**Short problem**
Count the lines in the records below that contain the word "this", and give only that number.

**The data**

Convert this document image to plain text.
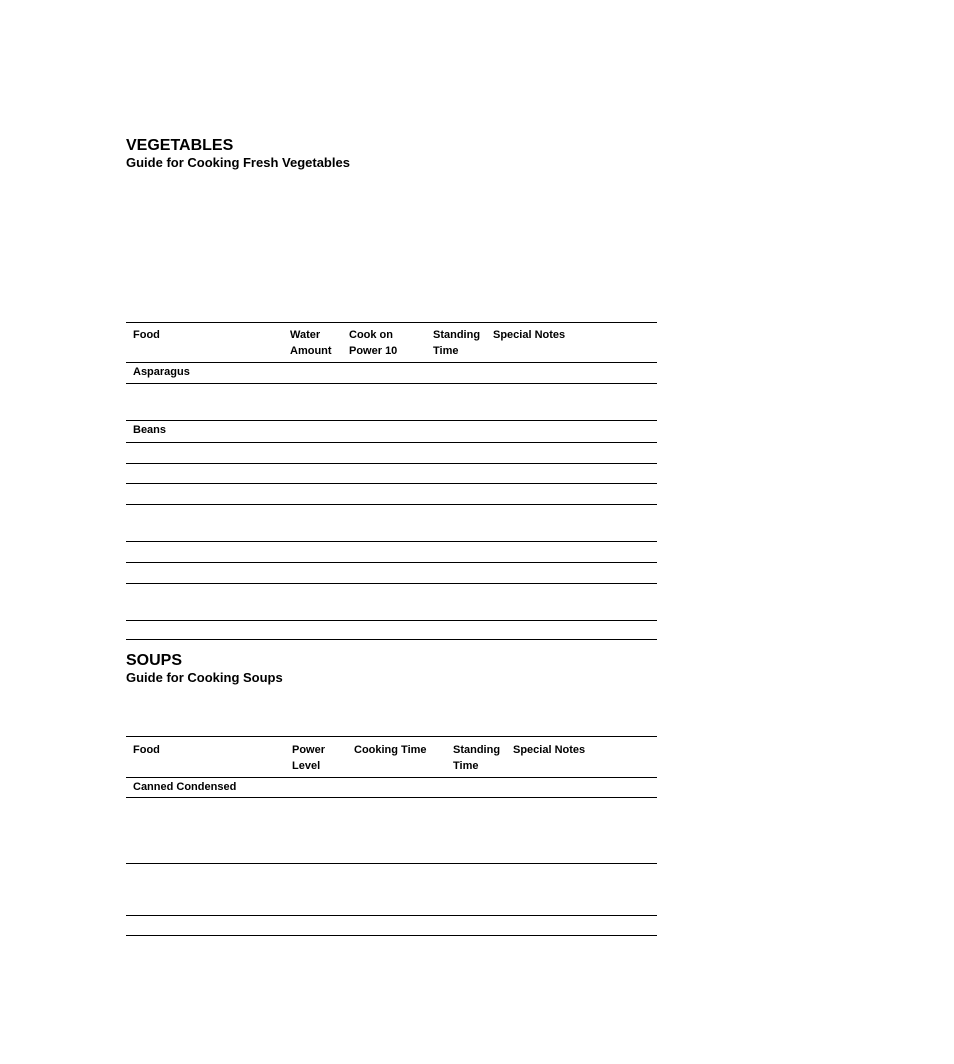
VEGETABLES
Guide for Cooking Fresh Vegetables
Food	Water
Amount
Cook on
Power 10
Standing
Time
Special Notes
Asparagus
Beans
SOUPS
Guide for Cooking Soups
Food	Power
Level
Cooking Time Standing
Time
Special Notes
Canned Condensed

--

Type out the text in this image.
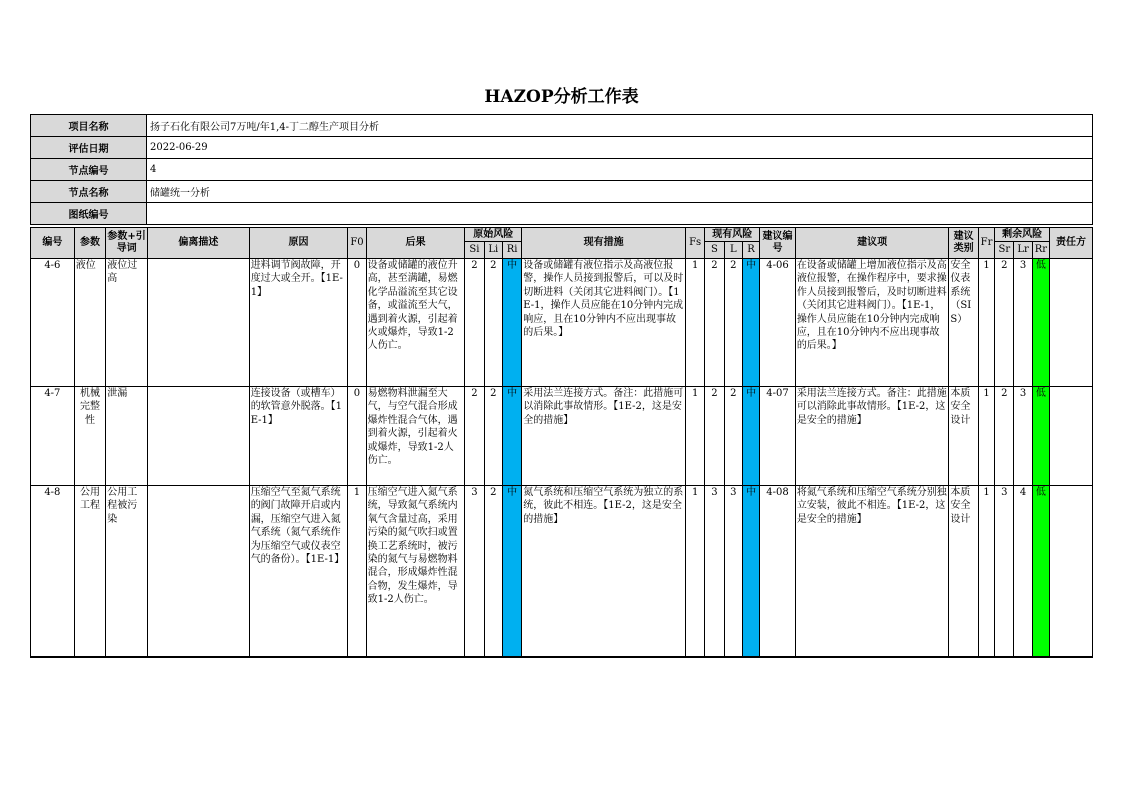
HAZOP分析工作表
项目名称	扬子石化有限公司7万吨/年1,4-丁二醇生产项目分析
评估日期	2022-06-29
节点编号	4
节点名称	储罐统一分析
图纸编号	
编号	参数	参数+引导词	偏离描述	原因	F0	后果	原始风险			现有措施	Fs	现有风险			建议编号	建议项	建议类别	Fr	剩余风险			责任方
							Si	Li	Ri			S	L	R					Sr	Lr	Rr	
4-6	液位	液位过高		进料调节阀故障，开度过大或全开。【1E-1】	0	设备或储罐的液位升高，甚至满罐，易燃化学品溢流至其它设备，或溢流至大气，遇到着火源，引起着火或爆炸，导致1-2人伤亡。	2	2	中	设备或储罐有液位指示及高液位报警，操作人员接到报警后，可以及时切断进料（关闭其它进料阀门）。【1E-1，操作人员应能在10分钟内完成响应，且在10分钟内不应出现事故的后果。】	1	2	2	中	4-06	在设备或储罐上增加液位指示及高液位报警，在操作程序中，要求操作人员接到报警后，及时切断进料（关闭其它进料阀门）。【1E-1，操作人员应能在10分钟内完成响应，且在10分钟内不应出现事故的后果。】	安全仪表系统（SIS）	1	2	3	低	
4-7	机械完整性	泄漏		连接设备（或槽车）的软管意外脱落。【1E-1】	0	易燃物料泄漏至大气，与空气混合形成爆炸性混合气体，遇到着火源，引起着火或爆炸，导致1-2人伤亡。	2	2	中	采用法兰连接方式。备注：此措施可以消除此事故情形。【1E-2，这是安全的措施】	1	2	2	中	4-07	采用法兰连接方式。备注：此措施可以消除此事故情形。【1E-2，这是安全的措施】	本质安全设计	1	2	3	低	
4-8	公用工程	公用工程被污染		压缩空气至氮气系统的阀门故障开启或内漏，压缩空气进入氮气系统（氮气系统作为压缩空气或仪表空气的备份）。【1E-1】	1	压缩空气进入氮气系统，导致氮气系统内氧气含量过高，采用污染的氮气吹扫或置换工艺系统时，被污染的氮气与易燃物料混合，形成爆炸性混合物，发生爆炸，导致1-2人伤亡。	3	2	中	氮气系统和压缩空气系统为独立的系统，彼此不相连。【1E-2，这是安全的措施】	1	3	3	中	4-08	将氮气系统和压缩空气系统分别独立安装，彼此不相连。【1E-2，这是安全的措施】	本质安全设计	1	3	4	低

**The solution**
2